■ Instruction ■
Could you give all the rows below again with "Permeability [mD]" switched to "Porosity [%]" and everything else unchanged, leaving the pictures out?
+++ Input +++
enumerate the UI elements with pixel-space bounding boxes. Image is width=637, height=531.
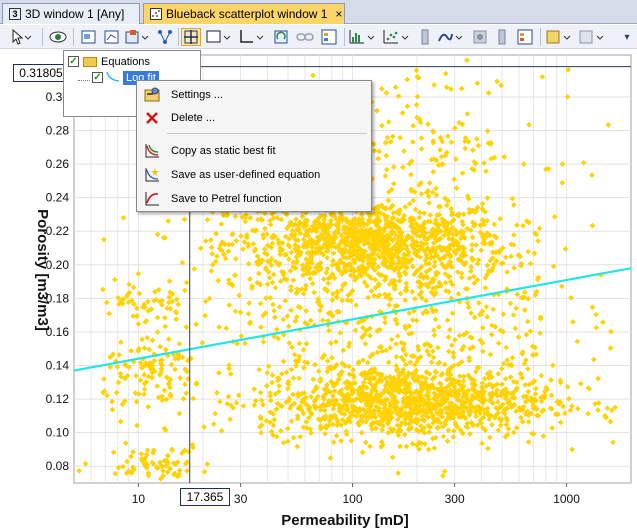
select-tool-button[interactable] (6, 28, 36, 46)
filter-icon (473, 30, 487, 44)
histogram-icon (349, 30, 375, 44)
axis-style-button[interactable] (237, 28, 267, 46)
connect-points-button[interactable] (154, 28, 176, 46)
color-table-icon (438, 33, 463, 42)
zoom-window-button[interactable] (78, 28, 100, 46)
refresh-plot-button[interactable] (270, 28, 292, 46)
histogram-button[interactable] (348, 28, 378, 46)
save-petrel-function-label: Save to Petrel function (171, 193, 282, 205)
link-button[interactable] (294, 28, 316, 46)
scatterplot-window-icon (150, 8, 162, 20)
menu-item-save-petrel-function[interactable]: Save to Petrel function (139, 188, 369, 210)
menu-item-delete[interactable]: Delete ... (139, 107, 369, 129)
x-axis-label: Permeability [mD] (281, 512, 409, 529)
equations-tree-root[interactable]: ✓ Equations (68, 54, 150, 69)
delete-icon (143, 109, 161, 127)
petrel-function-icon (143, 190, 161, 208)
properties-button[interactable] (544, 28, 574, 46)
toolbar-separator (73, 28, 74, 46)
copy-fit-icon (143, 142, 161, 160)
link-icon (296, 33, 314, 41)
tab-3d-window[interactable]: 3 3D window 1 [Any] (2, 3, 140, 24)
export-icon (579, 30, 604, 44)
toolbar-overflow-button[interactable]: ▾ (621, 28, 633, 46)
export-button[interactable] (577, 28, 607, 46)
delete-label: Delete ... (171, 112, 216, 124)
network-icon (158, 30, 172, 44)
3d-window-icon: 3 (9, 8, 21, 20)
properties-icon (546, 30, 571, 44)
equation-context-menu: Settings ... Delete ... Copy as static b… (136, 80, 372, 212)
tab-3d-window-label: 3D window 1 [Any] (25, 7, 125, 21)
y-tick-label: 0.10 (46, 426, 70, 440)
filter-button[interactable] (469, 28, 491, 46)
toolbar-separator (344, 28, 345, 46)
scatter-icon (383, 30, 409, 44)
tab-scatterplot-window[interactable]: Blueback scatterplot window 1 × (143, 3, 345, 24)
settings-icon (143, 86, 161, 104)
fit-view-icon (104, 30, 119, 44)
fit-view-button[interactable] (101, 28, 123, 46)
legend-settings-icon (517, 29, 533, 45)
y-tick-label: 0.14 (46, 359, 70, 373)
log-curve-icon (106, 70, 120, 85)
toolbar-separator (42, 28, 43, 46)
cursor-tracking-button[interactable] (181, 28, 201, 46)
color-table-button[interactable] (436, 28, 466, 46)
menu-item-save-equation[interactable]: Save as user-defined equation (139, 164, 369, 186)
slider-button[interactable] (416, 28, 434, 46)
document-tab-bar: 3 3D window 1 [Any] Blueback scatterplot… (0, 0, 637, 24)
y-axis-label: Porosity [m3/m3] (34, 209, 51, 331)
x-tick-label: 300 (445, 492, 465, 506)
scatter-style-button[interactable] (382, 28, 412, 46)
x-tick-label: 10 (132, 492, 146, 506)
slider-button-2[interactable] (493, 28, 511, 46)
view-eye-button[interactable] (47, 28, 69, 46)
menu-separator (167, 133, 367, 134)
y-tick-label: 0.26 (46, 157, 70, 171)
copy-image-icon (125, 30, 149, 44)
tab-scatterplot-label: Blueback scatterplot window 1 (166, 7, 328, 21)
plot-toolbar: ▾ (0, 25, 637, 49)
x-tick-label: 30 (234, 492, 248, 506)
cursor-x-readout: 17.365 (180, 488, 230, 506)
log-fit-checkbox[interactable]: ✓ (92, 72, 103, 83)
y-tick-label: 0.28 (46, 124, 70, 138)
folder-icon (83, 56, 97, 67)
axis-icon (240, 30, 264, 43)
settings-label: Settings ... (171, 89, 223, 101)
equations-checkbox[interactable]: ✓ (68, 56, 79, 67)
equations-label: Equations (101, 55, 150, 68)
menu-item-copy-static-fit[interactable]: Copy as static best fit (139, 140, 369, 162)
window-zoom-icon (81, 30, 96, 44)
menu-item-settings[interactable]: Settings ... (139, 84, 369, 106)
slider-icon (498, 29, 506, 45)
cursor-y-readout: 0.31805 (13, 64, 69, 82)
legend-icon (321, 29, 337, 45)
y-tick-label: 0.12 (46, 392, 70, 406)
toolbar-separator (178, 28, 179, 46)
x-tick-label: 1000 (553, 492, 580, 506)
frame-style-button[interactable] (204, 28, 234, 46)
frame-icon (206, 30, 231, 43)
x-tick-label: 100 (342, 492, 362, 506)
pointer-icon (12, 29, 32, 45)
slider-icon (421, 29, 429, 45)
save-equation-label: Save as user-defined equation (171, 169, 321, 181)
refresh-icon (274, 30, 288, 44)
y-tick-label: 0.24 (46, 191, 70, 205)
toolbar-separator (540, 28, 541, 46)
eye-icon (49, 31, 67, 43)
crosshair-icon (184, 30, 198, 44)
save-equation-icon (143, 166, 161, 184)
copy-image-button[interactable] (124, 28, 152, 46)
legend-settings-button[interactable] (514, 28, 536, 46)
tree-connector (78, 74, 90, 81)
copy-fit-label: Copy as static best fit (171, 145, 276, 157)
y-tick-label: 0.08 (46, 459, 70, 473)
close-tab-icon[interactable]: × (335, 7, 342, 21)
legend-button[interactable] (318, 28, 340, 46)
+++
■ Result below ■
enumerate the UI elements with pixel-space bounding boxes. Image is width=637, height=531.
select-tool-button[interactable] (6, 28, 36, 46)
filter-icon (473, 30, 487, 44)
histogram-icon (349, 30, 375, 44)
axis-style-button[interactable] (237, 28, 267, 46)
connect-points-button[interactable] (154, 28, 176, 46)
color-table-icon (438, 33, 463, 42)
zoom-window-button[interactable] (78, 28, 100, 46)
refresh-plot-button[interactable] (270, 28, 292, 46)
histogram-button[interactable] (348, 28, 378, 46)
save-petrel-function-label: Save to Petrel function (171, 193, 282, 205)
link-button[interactable] (294, 28, 316, 46)
scatterplot-window-icon (150, 8, 162, 20)
menu-item-save-petrel-function[interactable]: Save to Petrel function (139, 188, 369, 210)
menu-item-delete[interactable]: Delete ... (139, 107, 369, 129)
x-axis-label: Porosity [%] (281, 512, 409, 529)
equations-tree-root[interactable]: ✓ Equations (68, 54, 150, 69)
delete-icon (143, 109, 161, 127)
petrel-function-icon (143, 190, 161, 208)
properties-button[interactable] (544, 28, 574, 46)
toolbar-separator (73, 28, 74, 46)
copy-fit-icon (143, 142, 161, 160)
link-icon (296, 33, 314, 41)
tab-3d-window[interactable]: 3 3D window 1 [Any] (2, 3, 140, 24)
export-icon (579, 30, 604, 44)
toolbar-overflow-button[interactable]: ▾ (621, 28, 633, 46)
export-button[interactable] (577, 28, 607, 46)
delete-label: Delete ... (171, 112, 216, 124)
network-icon (158, 30, 172, 44)
3d-window-icon: 3 (9, 8, 21, 20)
properties-icon (546, 30, 571, 44)
equation-context-menu: Settings ... Delete ... Copy as static b… (136, 80, 372, 212)
tab-3d-window-label: 3D window 1 [Any] (25, 7, 125, 21)
y-tick-label: 0.10 (46, 426, 70, 440)
filter-button[interactable] (469, 28, 491, 46)
toolbar-separator (344, 28, 345, 46)
scatter-icon (383, 30, 409, 44)
tab-scatterplot-window[interactable]: Blueback scatterplot window 1 × (143, 3, 345, 24)
settings-icon (143, 86, 161, 104)
fit-view-icon (104, 30, 119, 44)
fit-view-button[interactable] (101, 28, 123, 46)
legend-settings-icon (517, 29, 533, 45)
y-tick-label: 0.14 (46, 359, 70, 373)
log-curve-icon (106, 70, 120, 85)
toolbar-separator (42, 28, 43, 46)
cursor-tracking-button[interactable] (181, 28, 201, 46)
color-table-button[interactable] (436, 28, 466, 46)
menu-item-save-equation[interactable]: Save as user-defined equation (139, 164, 369, 186)
slider-button[interactable] (416, 28, 434, 46)
document-tab-bar: 3 3D window 1 [Any] Blueback scatterplot… (0, 0, 637, 24)
y-axis-label: Porosity [m3/m3] (34, 209, 51, 331)
x-tick-label: 300 (445, 492, 465, 506)
scatter-style-button[interactable] (382, 28, 412, 46)
x-tick-label: 10 (132, 492, 146, 506)
slider-button-2[interactable] (493, 28, 511, 46)
view-eye-button[interactable] (47, 28, 69, 46)
menu-separator (167, 133, 367, 134)
y-tick-label: 0.26 (46, 157, 70, 171)
copy-image-icon (125, 30, 149, 44)
tab-scatterplot-label: Blueback scatterplot window 1 (166, 7, 328, 21)
plot-toolbar: ▾ (0, 25, 637, 49)
x-tick-label: 30 (234, 492, 248, 506)
cursor-x-readout: 17.365 (180, 488, 230, 506)
log-fit-checkbox[interactable]: ✓ (92, 72, 103, 83)
y-tick-label: 0.28 (46, 124, 70, 138)
folder-icon (83, 56, 97, 67)
axis-icon (240, 30, 264, 43)
settings-label: Settings ... (171, 89, 223, 101)
equations-checkbox[interactable]: ✓ (68, 56, 79, 67)
equations-label: Equations (101, 55, 150, 68)
menu-item-copy-static-fit[interactable]: Copy as static best fit (139, 140, 369, 162)
window-zoom-icon (81, 30, 96, 44)
menu-item-settings[interactable]: Settings ... (139, 84, 369, 106)
slider-icon (498, 29, 506, 45)
cursor-y-readout: 0.31805 (13, 64, 69, 82)
legend-icon (321, 29, 337, 45)
y-tick-label: 0.12 (46, 392, 70, 406)
toolbar-separator (178, 28, 179, 46)
x-tick-label: 1000 (553, 492, 580, 506)
frame-style-button[interactable] (204, 28, 234, 46)
frame-icon (206, 30, 231, 43)
x-tick-label: 100 (342, 492, 362, 506)
pointer-icon (12, 29, 32, 45)
slider-icon (421, 29, 429, 45)
save-equation-label: Save as user-defined equation (171, 169, 321, 181)
refresh-icon (274, 30, 288, 44)
y-tick-label: 0.24 (46, 191, 70, 205)
toolbar-separator (540, 28, 541, 46)
eye-icon (49, 31, 67, 43)
crosshair-icon (184, 30, 198, 44)
save-equation-icon (143, 166, 161, 184)
copy-image-button[interactable] (124, 28, 152, 46)
legend-settings-button[interactable] (514, 28, 536, 46)
tree-connector (78, 74, 90, 81)
copy-fit-label: Copy as static best fit (171, 145, 276, 157)
y-tick-label: 0.08 (46, 459, 70, 473)
close-tab-icon[interactable]: × (335, 7, 342, 21)
legend-button[interactable] (318, 28, 340, 46)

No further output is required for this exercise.